PROBLEM DESCRIPTION: Print all of the data exactly.

▬▬▬

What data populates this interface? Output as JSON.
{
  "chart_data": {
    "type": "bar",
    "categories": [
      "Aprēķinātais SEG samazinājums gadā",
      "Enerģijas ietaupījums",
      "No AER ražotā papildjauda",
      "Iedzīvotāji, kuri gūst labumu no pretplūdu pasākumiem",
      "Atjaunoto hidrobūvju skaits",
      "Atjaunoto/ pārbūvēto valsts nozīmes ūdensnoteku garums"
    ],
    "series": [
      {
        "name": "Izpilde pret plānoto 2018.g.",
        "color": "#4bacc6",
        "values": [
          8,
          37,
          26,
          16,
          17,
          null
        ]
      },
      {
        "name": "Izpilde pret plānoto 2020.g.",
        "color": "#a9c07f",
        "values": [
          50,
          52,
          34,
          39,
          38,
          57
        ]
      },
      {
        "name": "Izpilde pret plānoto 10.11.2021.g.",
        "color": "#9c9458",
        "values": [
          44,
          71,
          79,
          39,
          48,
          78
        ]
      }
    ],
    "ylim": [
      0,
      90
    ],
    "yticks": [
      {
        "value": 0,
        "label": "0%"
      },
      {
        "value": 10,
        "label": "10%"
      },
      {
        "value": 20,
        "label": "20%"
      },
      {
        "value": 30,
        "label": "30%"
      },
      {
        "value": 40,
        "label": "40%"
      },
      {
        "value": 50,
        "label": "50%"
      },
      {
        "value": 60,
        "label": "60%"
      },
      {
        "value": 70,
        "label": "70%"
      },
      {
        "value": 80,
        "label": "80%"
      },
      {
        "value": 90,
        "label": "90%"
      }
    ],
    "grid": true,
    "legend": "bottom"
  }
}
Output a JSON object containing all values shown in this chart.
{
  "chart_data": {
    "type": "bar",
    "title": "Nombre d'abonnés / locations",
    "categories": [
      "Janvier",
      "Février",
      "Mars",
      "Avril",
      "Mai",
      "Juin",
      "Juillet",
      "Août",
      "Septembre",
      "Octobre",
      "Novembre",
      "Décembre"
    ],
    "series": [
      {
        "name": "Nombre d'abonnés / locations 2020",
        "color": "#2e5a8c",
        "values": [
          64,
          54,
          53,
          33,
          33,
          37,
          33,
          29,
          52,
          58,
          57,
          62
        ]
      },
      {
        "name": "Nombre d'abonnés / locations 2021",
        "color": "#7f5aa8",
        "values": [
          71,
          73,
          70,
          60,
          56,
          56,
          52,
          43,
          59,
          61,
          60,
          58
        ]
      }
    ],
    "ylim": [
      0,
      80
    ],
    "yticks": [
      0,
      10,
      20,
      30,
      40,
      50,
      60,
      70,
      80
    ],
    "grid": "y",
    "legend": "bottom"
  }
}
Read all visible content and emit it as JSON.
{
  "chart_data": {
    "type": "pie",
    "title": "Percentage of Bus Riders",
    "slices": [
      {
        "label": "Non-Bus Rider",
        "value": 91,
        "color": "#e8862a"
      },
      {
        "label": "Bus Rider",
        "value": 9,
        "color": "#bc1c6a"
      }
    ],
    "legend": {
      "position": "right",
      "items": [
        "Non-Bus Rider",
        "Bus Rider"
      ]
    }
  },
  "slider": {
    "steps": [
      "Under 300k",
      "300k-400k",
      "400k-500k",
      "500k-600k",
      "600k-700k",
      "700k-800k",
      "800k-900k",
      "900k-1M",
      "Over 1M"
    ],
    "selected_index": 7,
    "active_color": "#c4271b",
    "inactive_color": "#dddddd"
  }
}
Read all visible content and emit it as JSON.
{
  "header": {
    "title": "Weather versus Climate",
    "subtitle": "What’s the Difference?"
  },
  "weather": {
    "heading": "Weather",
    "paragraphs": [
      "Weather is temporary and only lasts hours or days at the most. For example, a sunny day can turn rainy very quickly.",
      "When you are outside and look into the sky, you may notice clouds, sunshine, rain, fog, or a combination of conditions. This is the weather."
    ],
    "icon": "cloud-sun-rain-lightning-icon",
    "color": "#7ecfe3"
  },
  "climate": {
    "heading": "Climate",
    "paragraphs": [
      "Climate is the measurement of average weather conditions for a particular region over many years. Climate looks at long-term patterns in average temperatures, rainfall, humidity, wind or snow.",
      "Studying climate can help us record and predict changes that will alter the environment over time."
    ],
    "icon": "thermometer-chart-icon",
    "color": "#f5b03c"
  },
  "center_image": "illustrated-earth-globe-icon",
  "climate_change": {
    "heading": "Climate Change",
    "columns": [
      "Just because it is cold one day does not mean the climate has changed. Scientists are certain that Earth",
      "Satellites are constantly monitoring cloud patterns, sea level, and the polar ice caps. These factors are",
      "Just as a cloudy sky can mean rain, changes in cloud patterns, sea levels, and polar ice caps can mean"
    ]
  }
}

▬▬▬

EXERCISE OUTPUT:
What data populates this interface? Output as JSON.
{
  "chart_data": {
    "type": "bar",
    "categories": [
      "Aprēķinātais SEG samazinājums gadā",
      "Enerģijas ietaupījums",
      "No AER ražotā papildjauda",
      "Iedzīvotāji, kuri gūst labumu no pretplūdu pasākumiem",
      "Atjaunoto hidrobūvju skaits",
      "Atjaunoto/ pārbūvēto valsts nozīmes ūdensnoteku garums"
    ],
    "series": [
      {
        "name": "Izpilde pret plānoto 2018.g.",
        "color": "#4bacc6",
        "values": [
          8,
          37,
          26,
          16,
          17,
          null
        ]
      },
      {
        "name": "Izpilde pret plānoto 2020.g.",
        "color": "#a9c07f",
        "values": [
          50,
          52,
          34,
          39,
          38,
          57
        ]
      },
      {
        "name": "Izpilde pret plānoto 10.11.2021.g.",
        "color": "#9c9458",
        "values": [
          44,
          71,
          79,
          39,
          48,
          78
        ]
      }
    ],
    "ylim": [
      0,
      90
    ],
    "yticks": [
      {
        "value": 0,
        "label": "0%"
      },
      {
        "value": 10,
        "label": "10%"
      },
      {
        "value": 20,
        "label": "20%"
      },
      {
        "value": 30,
        "label": "30%"
      },
      {
        "value": 40,
        "label": "40%"
      },
      {
        "value": 50,
        "label": "50%"
      },
      {
        "value": 60,
        "label": "60%"
      },
      {
        "value": 70,
        "label": "70%"
      },
      {
        "value": 80,
        "label": "80%"
      },
      {
        "value": 90,
        "label": "90%"
      }
    ],
    "grid": true,
    "legend": "bottom"
  }
}
Output a JSON object containing all values shown in this chart.
{
  "chart_data": {
    "type": "bar",
    "title": "Nombre d'abonnés / locations",
    "categories": [
      "Janvier",
      "Février",
      "Mars",
      "Avril",
      "Mai",
      "Juin",
      "Juillet",
      "Août",
      "Septembre",
      "Octobre",
      "Novembre",
      "Décembre"
    ],
    "series": [
      {
        "name": "Nombre d'abonnés / locations 2020",
        "color": "#2e5a8c",
        "values": [
          64,
          54,
          53,
          33,
          33,
          37,
          33,
          29,
          52,
          58,
          57,
          62
        ]
      },
      {
        "name": "Nombre d'abonnés / locations 2021",
        "color": "#7f5aa8",
        "values": [
          71,
          73,
          70,
          60,
          56,
          56,
          52,
          43,
          59,
          61,
          60,
          58
        ]
      }
    ],
    "ylim": [
      0,
      80
    ],
    "yticks": [
      0,
      10,
      20,
      30,
      40,
      50,
      60,
      70,
      80
    ],
    "grid": "y",
    "legend": "bottom"
  }
}
Read all visible content and emit it as JSON.
{
  "chart_data": {
    "type": "pie",
    "title": "Percentage of Bus Riders",
    "slices": [
      {
        "label": "Non-Bus Rider",
        "value": 91,
        "color": "#e8862a"
      },
      {
        "label": "Bus Rider",
        "value": 9,
        "color": "#bc1c6a"
      }
    ],
    "legend": {
      "position": "right",
      "items": [
        "Non-Bus Rider",
        "Bus Rider"
      ]
    }
  },
  "slider": {
    "steps": [
      "Under 300k",
      "300k-400k",
      "400k-500k",
      "500k-600k",
      "600k-700k",
      "700k-800k",
      "800k-900k",
      "900k-1M",
      "Over 1M"
    ],
    "selected_index": 7,
    "active_color": "#c4271b",
    "inactive_color": "#dddddd"
  }
}
Read all visible content and emit it as JSON.
{
  "header": {
    "title": "Weather versus Climate",
    "subtitle": "What’s the Difference?"
  },
  "weather": {
    "heading": "Weather",
    "paragraphs": [
      "Weather is temporary and only lasts hours or days at the most. For example, a sunny day can turn rainy very quickly.",
      "When you are outside and look into the sky, you may notice clouds, sunshine, rain, fog, or a combination of conditions. This is the weather."
    ],
    "icon": "cloud-sun-rain-lightning-icon",
    "color": "#7ecfe3"
  },
  "climate": {
    "heading": "Climate",
    "paragraphs": [
      "Climate is the measurement of average weather conditions for a particular region over many years. Climate looks at long-term patterns in average temperatures, rainfall, humidity, wind or snow.",
      "Studying climate can help us record and predict changes that will alter the environment over time."
    ],
    "icon": "thermometer-chart-icon",
    "color": "#f5b03c"
  },
  "center_image": "illustrated-earth-globe-icon",
  "climate_change": {
    "heading": "Climate Change",
    "columns": [
      "Just because it is cold one day does not mean the climate has changed. Scientists are certain that Earth",
      "Satellites are constantly monitoring cloud patterns, sea level, and the polar ice caps. These factors are",
      "Just as a cloudy sky can mean rain, changes in cloud patterns, sea levels, and polar ice caps can mean"
    ]
  }
}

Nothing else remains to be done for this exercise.